* **Stated goal**: Pick out every line of the entries below where "institutions" occurs, and copy those lines.

[Records contained in a dataset]
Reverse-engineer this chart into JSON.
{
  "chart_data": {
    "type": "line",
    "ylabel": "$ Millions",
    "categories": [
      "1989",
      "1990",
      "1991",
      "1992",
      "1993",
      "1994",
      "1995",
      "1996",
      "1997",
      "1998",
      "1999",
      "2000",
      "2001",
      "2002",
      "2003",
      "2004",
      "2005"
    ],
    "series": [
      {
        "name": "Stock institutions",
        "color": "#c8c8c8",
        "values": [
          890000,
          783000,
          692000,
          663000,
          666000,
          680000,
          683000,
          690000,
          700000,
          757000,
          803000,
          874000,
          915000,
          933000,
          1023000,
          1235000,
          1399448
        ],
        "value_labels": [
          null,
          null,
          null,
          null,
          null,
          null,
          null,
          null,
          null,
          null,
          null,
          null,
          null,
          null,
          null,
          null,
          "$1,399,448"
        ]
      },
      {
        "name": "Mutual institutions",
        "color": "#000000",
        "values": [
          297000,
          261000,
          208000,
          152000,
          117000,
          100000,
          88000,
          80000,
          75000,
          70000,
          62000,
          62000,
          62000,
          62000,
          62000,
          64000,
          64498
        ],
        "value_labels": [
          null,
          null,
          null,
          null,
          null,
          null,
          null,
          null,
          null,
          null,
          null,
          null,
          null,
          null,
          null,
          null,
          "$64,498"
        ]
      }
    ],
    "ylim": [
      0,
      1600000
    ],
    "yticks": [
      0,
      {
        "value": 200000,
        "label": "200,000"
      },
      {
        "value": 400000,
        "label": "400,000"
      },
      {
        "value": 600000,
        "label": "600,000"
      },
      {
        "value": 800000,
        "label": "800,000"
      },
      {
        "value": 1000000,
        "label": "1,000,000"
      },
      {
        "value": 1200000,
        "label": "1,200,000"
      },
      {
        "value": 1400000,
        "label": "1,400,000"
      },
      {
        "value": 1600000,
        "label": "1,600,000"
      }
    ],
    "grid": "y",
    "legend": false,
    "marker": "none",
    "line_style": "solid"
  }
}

* **Expected answer**:
        "name": "Stock institutions",
        "name": "Mutual institutions",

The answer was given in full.